> _Directions_:
Copy the listing below word for word, starting at the line that contains "table-header-row — [136, 120, 811, 145]" and ending at the line that contains "table-row — [136, 765, 811, 1217]", with both of those lines included.
****************************************
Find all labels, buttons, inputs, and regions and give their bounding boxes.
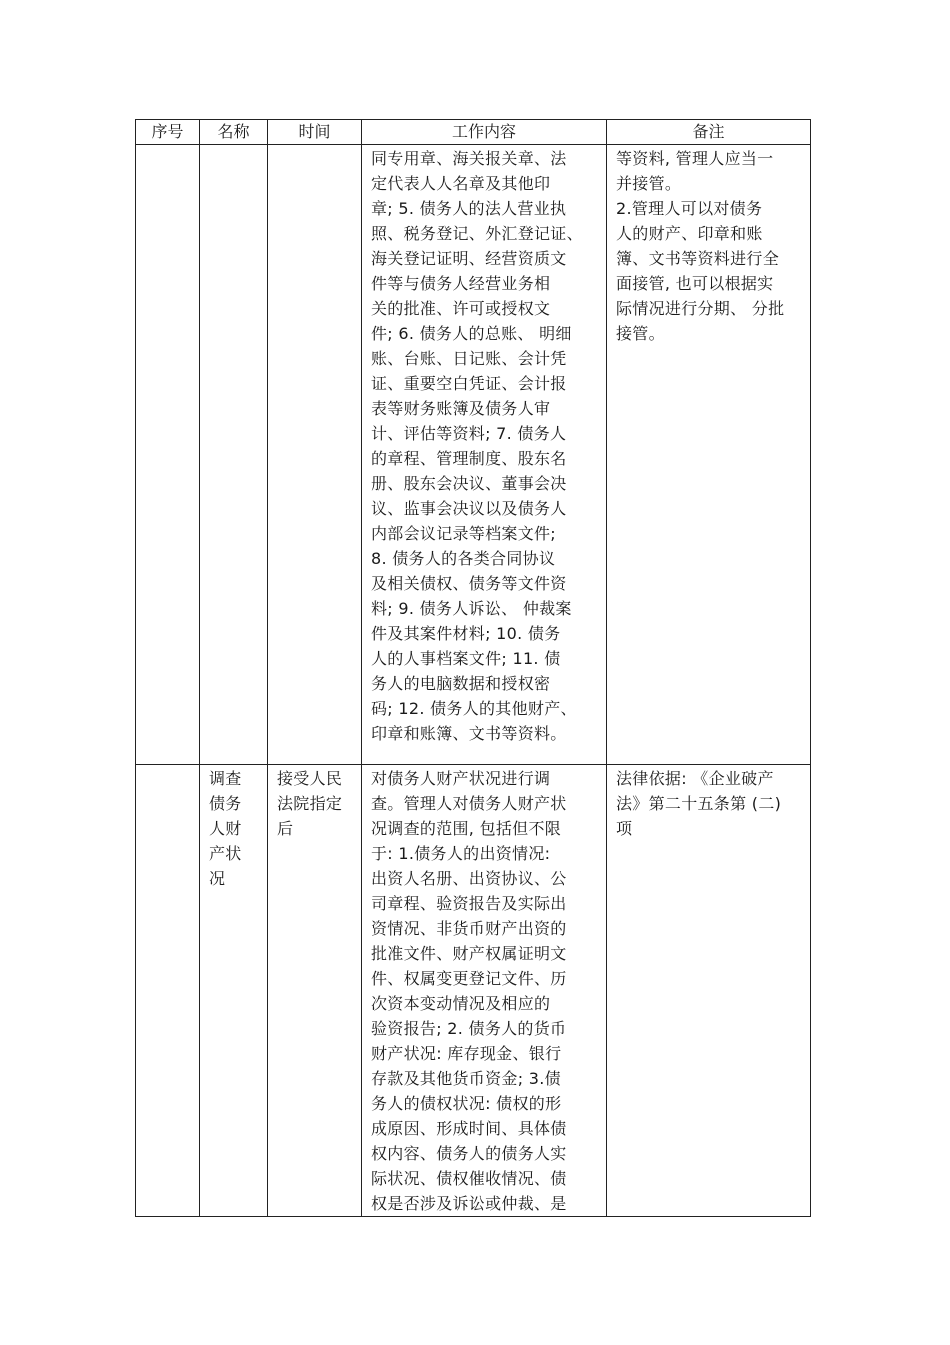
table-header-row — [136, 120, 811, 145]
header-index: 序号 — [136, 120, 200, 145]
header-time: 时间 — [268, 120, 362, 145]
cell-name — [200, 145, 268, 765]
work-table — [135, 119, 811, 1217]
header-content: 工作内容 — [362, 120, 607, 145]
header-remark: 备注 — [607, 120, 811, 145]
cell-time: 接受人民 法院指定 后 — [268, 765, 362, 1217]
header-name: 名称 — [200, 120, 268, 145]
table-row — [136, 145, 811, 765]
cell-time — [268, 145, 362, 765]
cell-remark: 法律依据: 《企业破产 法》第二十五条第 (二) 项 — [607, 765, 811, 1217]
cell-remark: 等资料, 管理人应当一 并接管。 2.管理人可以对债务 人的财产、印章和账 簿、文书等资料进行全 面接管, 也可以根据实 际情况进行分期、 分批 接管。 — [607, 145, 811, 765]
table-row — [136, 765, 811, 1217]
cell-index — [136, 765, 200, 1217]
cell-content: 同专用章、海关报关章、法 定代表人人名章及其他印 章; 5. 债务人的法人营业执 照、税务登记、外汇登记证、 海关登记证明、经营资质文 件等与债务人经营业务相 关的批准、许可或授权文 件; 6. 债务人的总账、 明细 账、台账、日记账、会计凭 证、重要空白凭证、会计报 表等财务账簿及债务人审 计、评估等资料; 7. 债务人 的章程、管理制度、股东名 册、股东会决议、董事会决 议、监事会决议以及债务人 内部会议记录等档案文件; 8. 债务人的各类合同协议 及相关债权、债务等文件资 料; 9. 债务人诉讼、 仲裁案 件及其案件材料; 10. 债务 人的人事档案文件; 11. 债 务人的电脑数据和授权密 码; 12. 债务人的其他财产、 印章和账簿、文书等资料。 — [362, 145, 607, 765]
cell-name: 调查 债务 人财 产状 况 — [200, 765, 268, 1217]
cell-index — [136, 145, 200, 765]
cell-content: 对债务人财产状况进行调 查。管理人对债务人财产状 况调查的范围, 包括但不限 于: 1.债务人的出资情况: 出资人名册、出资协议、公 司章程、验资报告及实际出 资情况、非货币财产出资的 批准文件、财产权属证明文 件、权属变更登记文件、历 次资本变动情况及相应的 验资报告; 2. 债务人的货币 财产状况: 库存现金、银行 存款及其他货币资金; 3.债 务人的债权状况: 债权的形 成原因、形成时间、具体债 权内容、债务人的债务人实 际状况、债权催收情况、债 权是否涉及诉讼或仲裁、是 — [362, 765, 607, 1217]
****************************************
> _Exercise output_:
table-header-row — [136, 120, 811, 145]
header-index: 序号 — [136, 120, 200, 145]
header-time: 时间 — [268, 120, 362, 145]
cell-name — [200, 145, 268, 765]
work-table — [135, 119, 811, 1217]
header-content: 工作内容 — [362, 120, 607, 145]
header-remark: 备注 — [607, 120, 811, 145]
cell-time: 接受人民 法院指定 后 — [268, 765, 362, 1217]
header-name: 名称 — [200, 120, 268, 145]
table-row — [136, 145, 811, 765]
cell-time — [268, 145, 362, 765]
cell-remark: 法律依据: 《企业破产 法》第二十五条第 (二) 项 — [607, 765, 811, 1217]
cell-remark: 等资料, 管理人应当一 并接管。 2.管理人可以对债务 人的财产、印章和账 簿、文书等资料进行全 面接管, 也可以根据实 际情况进行分期、 分批 接管。 — [607, 145, 811, 765]
table-row — [136, 765, 811, 1217]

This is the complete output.